§ **What you will do**
In the listing below, locate the lines that hold "Scored" and copy them.

§ **Data for this task**

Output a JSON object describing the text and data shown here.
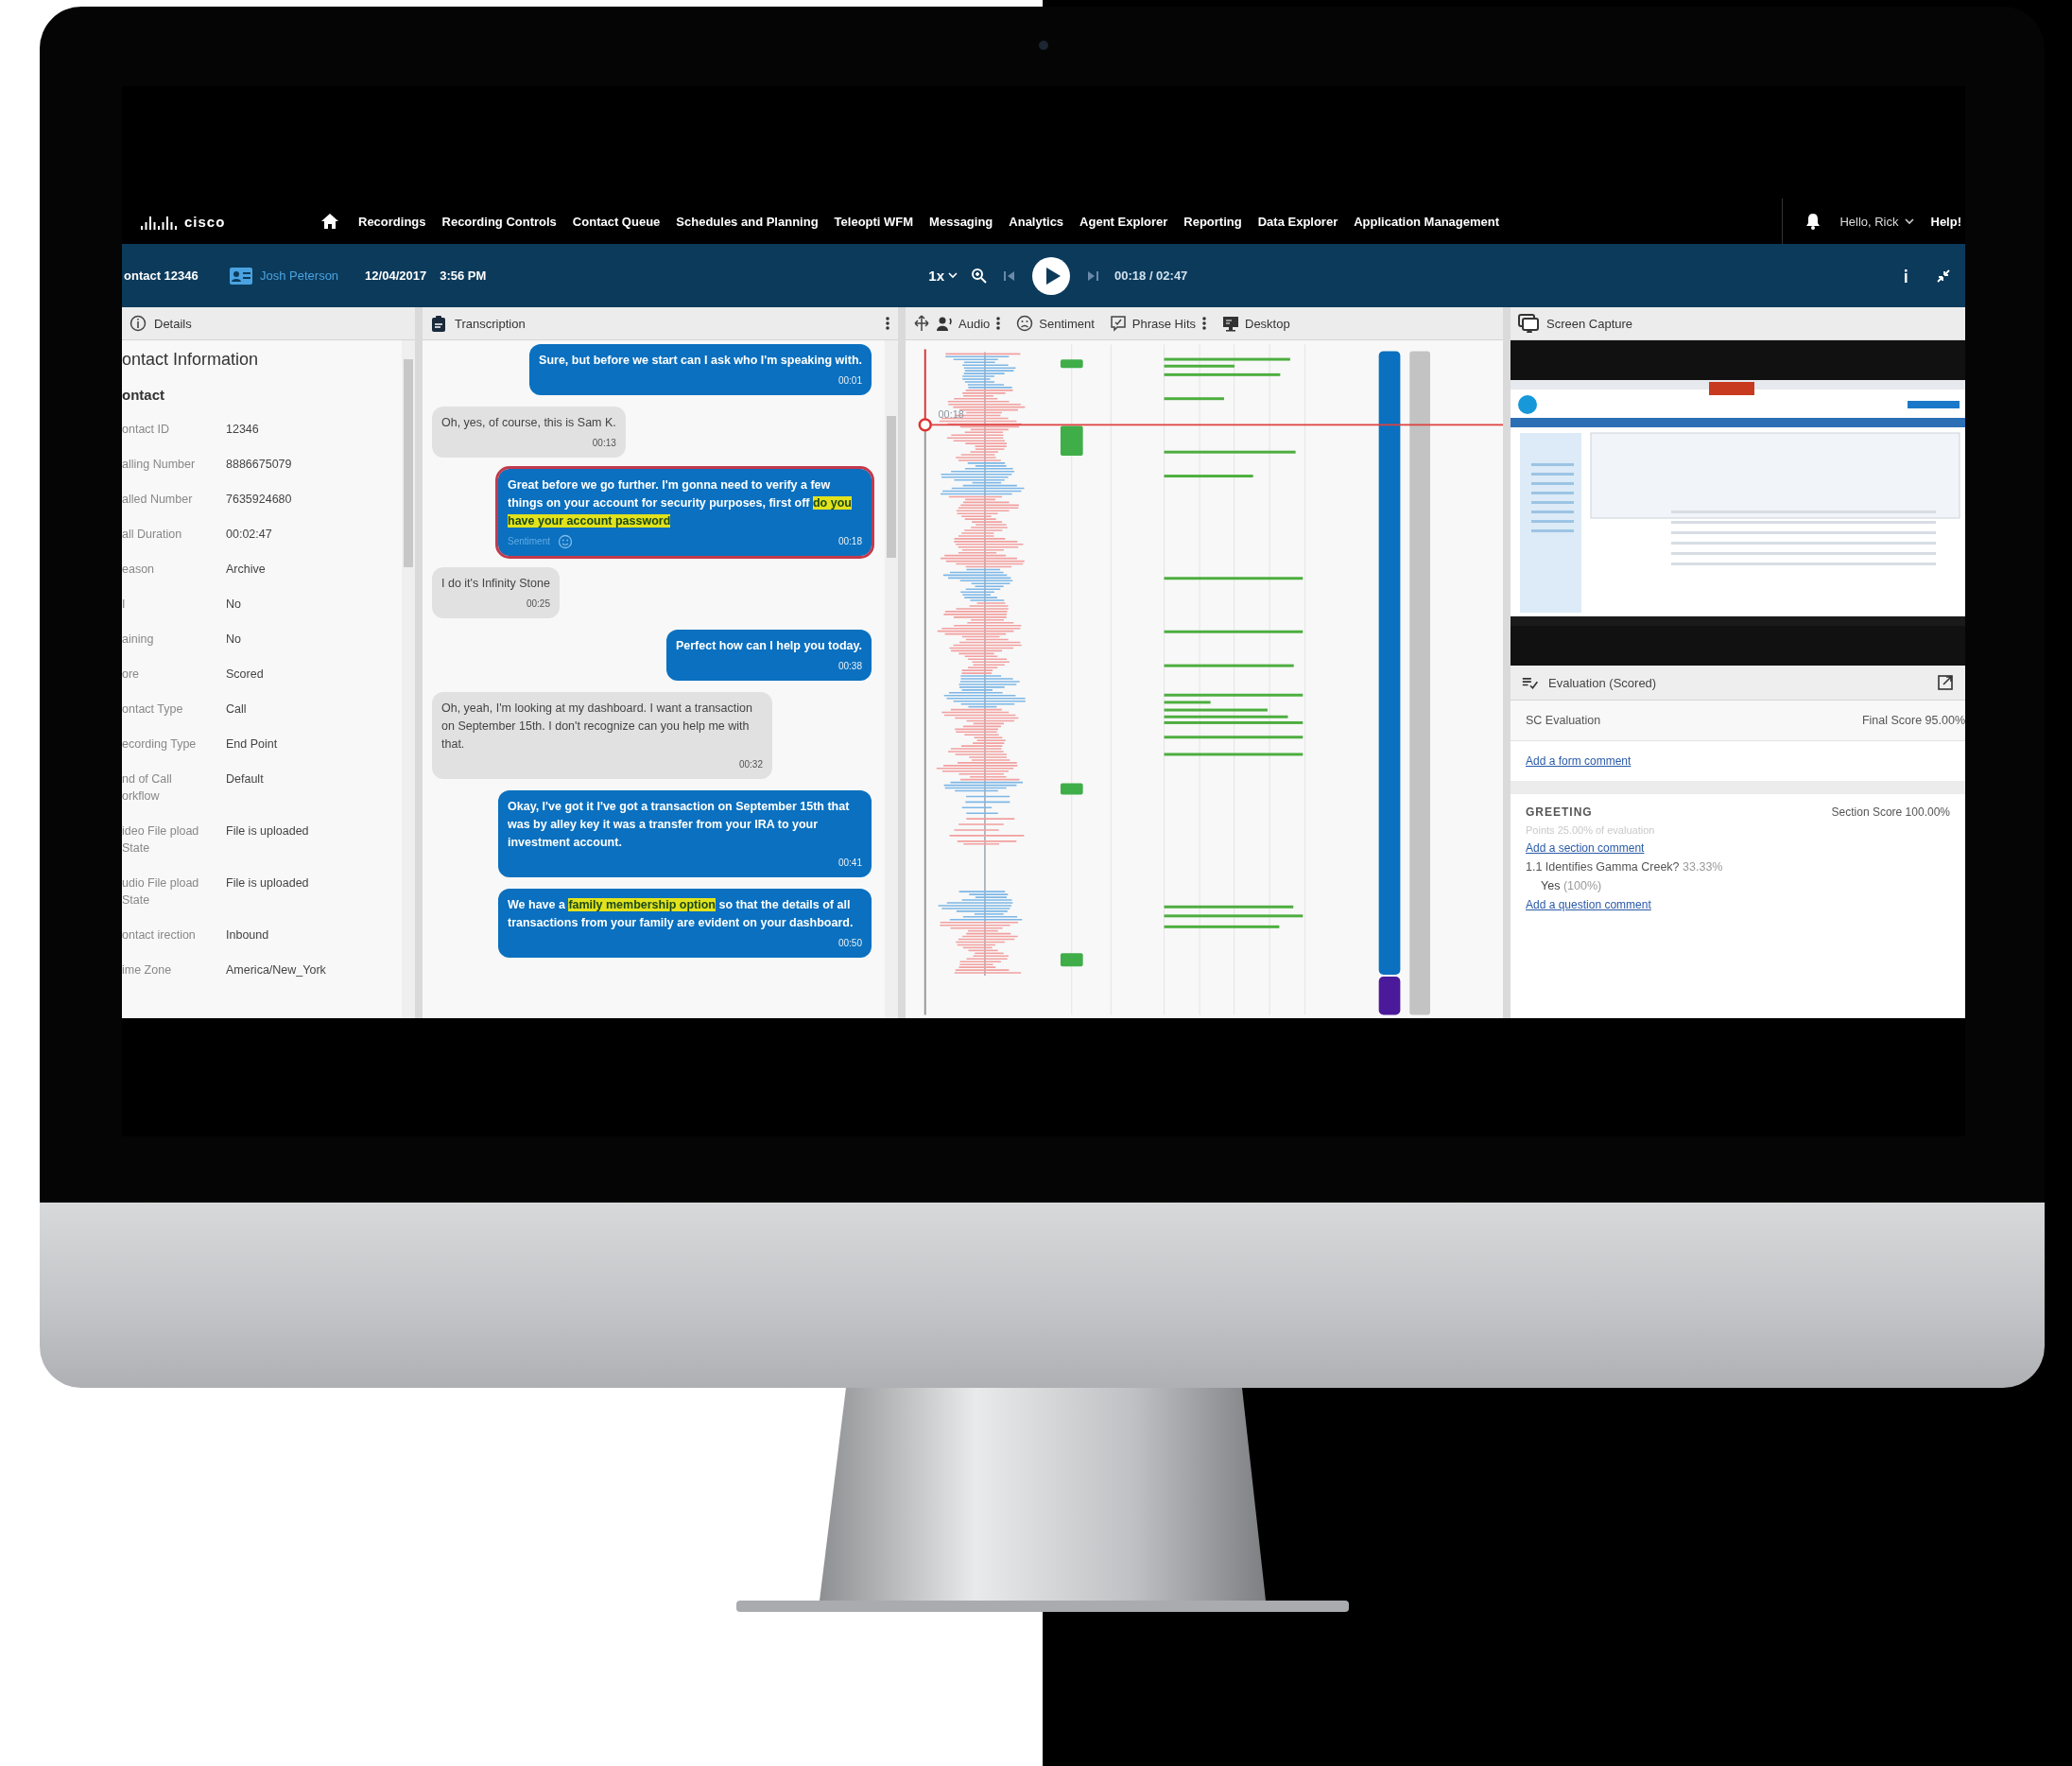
{
  "nav": {
    "logo": "cisco",
    "items": [
      "Recordings",
      "Recording Controls",
      "Contact Queue",
      "Schedules and Planning",
      "Teleopti WFM",
      "Messaging",
      "Analytics",
      "Agent Explorer",
      "Reporting",
      "Data Explorer",
      "Application Management"
    ],
    "greeting": "Hello, Rick",
    "help": "Help!"
  },
  "toolbar": {
    "contact": "ontact 12346",
    "agent": "Josh Peterson",
    "date": "12/04/2017",
    "time": "3:56 PM",
    "speed": "1x",
    "position": "00:18 / 02:47"
  },
  "details": {
    "header": "Details",
    "title": "ontact Information",
    "section": "ontact",
    "fields": [
      {
        "label": "ontact ID",
        "value": "12346"
      },
      {
        "label": "alling Number",
        "value": "8886675079"
      },
      {
        "label": "alled Number",
        "value": "7635924680"
      },
      {
        "label": "all Duration",
        "value": "00:02:47"
      },
      {
        "label": "eason",
        "value": "Archive"
      },
      {
        "label": "I",
        "value": "No"
      },
      {
        "label": "aining",
        "value": "No"
      },
      {
        "label": "ore",
        "value": "Scored"
      },
      {
        "label": "ontact Type",
        "value": "Call"
      },
      {
        "label": "ecording Type",
        "value": "End Point"
      },
      {
        "label": "nd of Call orkflow",
        "value": "Default"
      },
      {
        "label": "ideo File pload State",
        "value": "File is uploaded"
      },
      {
        "label": "udio File pload State",
        "value": "File is uploaded"
      },
      {
        "label": "ontact irection",
        "value": "Inbound"
      },
      {
        "label": "ime Zone",
        "value": "America/New_York"
      }
    ]
  },
  "transcription": {
    "header": "Transcription",
    "messages": [
      {
        "kind": "agent",
        "selected": false,
        "parts": [
          {
            "text": "Sure, but before we start can I ask who I'm speaking with.",
            "highlighted": false
          }
        ],
        "time": "00:01"
      },
      {
        "kind": "customer",
        "selected": false,
        "parts": [
          {
            "text": "Oh, yes, of course, this is Sam K.",
            "highlighted": false
          }
        ],
        "time": "00:13"
      },
      {
        "kind": "agent",
        "selected": true,
        "parts": [
          {
            "text": "Great before we go further. I'm gonna need to verify a few things on your account for security purposes, first off ",
            "highlighted": false
          },
          {
            "text": "do you have your account password",
            "highlighted": true
          }
        ],
        "sentiment": "Sentiment",
        "time": "00:18"
      },
      {
        "kind": "customer",
        "selected": false,
        "parts": [
          {
            "text": "I do it's Infinity Stone",
            "highlighted": false
          }
        ],
        "time": "00:25"
      },
      {
        "kind": "agent",
        "selected": false,
        "parts": [
          {
            "text": "Perfect how can I help you today.",
            "highlighted": false
          }
        ],
        "time": "00:38"
      },
      {
        "kind": "customer",
        "selected": false,
        "parts": [
          {
            "text": "Oh, yeah, I'm looking at my dashboard. I want a transaction on September 15th. I don't recognize can you help me with that.",
            "highlighted": false
          }
        ],
        "time": "00:32"
      },
      {
        "kind": "agent",
        "selected": false,
        "parts": [
          {
            "text": "Okay, I've got it I've got a transaction on September 15th that was by alley key it was a transfer from your IRA to your investment account.",
            "highlighted": false
          }
        ],
        "time": "00:41"
      },
      {
        "kind": "agent",
        "selected": false,
        "parts": [
          {
            "text": "We have a ",
            "highlighted": false
          },
          {
            "text": "family membership option",
            "highlighted": true
          },
          {
            "text": " so that the details of all transactions from your family are evident on your dashboard.",
            "highlighted": false
          }
        ],
        "time": "00:50"
      }
    ]
  },
  "timeline": {
    "columns": [
      {
        "kind": "audio",
        "label": "Audio",
        "menu": true
      },
      {
        "kind": "sentiment",
        "label": "Sentiment",
        "menu": false
      },
      {
        "kind": "phrase_hits",
        "label": "Phrase Hits",
        "menu": true
      },
      {
        "kind": "desktop",
        "label": "Desktop",
        "menu": false
      }
    ],
    "playhead_time": "00:18"
  },
  "screen_capture": {
    "header": "Screen Capture"
  },
  "evaluation": {
    "header": "Evaluation (Scored)",
    "form": "SC Evaluation",
    "final_score": "Final Score 95.00%",
    "form_link": "Add a form comment",
    "section": {
      "title": "GREETING",
      "score": "Section Score 100.00%",
      "weight": "Points 25.00% of evaluation",
      "link": "Add a section comment",
      "questions": [
        {
          "text": "1.1 Identifies Gamma Creek?",
          "weight": "33.33%",
          "answer": "Yes",
          "answer_score": "(100%)",
          "link": "Add a question comment"
        }
      ]
    }
  }
}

§ **The completed task**
        "value": "Scored"
    "header": "Evaluation (Scored)",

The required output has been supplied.